━━ DATASET EXTRACT ━━

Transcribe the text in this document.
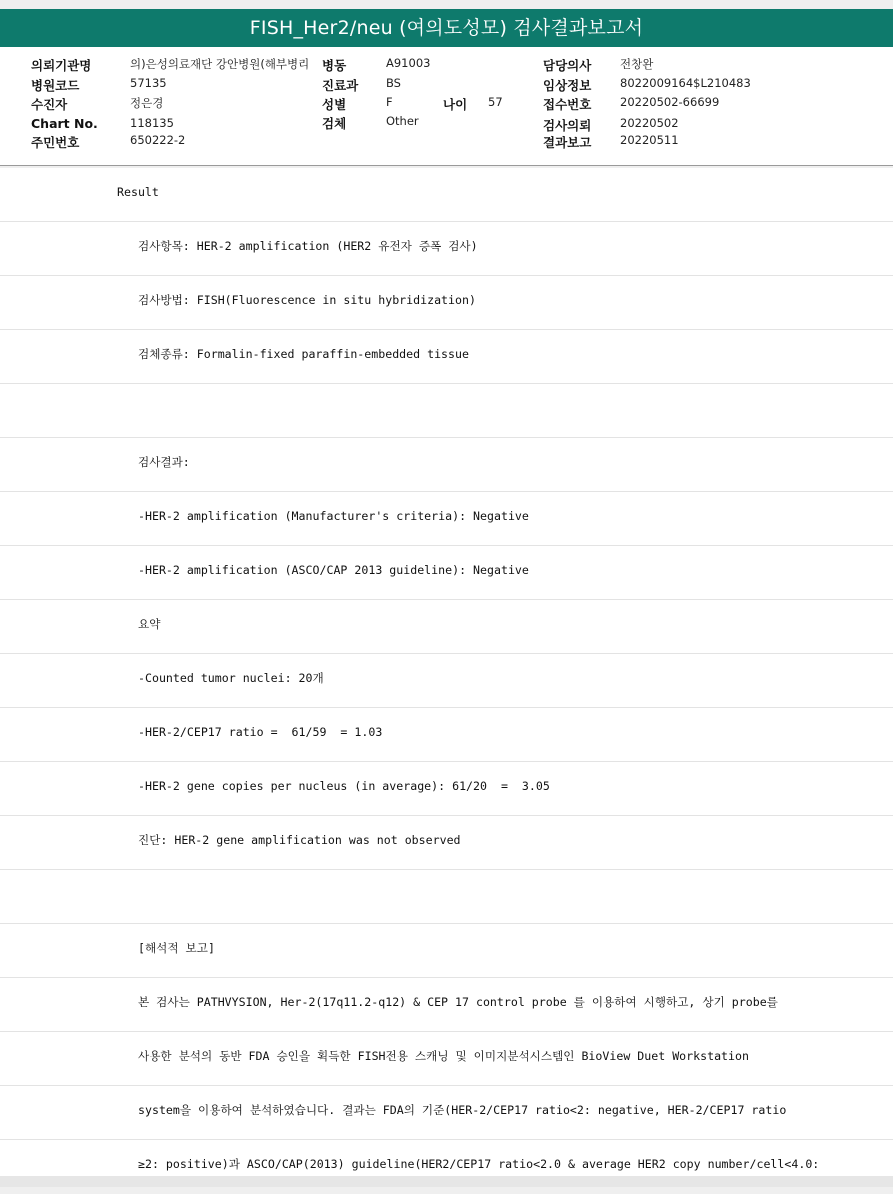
FISH_Her2/neu (여의도성모) 검사결과보고서
의뢰기관명	의)은성의료재단 강안병원(해부병리
병원코드	57135
수진자	정은경
Chart No.	118135
주민번호	650222-2
병동	A91003
진료과 BS
성별	F	나이 57
검체	Other
담당의사 전창완
임상정보 8022009164$L210483
접수번호 20220502-66699
검사의뢰 20220502
결과보고 20220511
Result
검사항목: HER-2 amplification (HER2 유전자 증폭 검사)
검사방법: FISH(Fluorescence in situ hybridization)
검체종류: Formalin-fixed paraffin-embedded tissue
검사결과:
-HER-2 amplification (Manufacturer's criteria): Negative
-HER-2 amplification (ASCO/CAP 2013 guideline): Negative
요약
-Counted tumor nuclei: 20개
-HER-2/CEP17 ratio =  61/59  = 1.03
-HER-2 gene copies per nucleus (in average): 61/20  =  3.05
진단: HER-2 gene amplification was not observed
[해석적 보고]
본 검사는 PATHVYSION, Her-2(17q11.2-q12) & CEP 17 control probe 를 이용하여 시행하고, 상기 probe를
사용한 분석의 동반 FDA 승인을 획득한 FISH전용 스캐닝 및 이미지분석시스템인 BioView Duet Workstation
system을 이용하여 분석하였습니다. 결과는 FDA의 기준(HER-2/CEP17 ratio<2: negative, HER-2/CEP17 ratio
≥2: positive)과 ASCO/CAP(2013) guideline(HER2/CEP17 ratio<2.0 & average HER2 copy number/cell<4.0:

━━━

WHAT THE TASK ASKS: Would you print all of the material exactly as written, minus the pictures?

OUTPUT OF THE EXERCISE:
Transcribe the text in this document.
FISH_Her2/neu (여의도성모) 검사결과보고서
의뢰기관명	의)은성의료재단 강안병원(해부병리
병원코드	57135
수진자	정은경
Chart No.	118135
주민번호	650222-2
병동	A91003
진료과 BS
성별	F	나이 57
검체	Other
담당의사 전창완
임상정보 8022009164$L210483
접수번호 20220502-66699
검사의뢰 20220502
결과보고 20220511
Result
검사항목: HER-2 amplification (HER2 유전자 증폭 검사)
검사방법: FISH(Fluorescence in situ hybridization)
검체종류: Formalin-fixed paraffin-embedded tissue
검사결과:
-HER-2 amplification (Manufacturer's criteria): Negative
-HER-2 amplification (ASCO/CAP 2013 guideline): Negative
요약
-Counted tumor nuclei: 20개
-HER-2/CEP17 ratio =  61/59  = 1.03
-HER-2 gene copies per nucleus (in average): 61/20  =  3.05
진단: HER-2 gene amplification was not observed
[해석적 보고]
본 검사는 PATHVYSION, Her-2(17q11.2-q12) & CEP 17 control probe 를 이용하여 시행하고, 상기 probe를
사용한 분석의 동반 FDA 승인을 획득한 FISH전용 스캐닝 및 이미지분석시스템인 BioView Duet Workstation
system을 이용하여 분석하였습니다. 결과는 FDA의 기준(HER-2/CEP17 ratio<2: negative, HER-2/CEP17 ratio
≥2: positive)과 ASCO/CAP(2013) guideline(HER2/CEP17 ratio<2.0 & average HER2 copy number/cell<4.0:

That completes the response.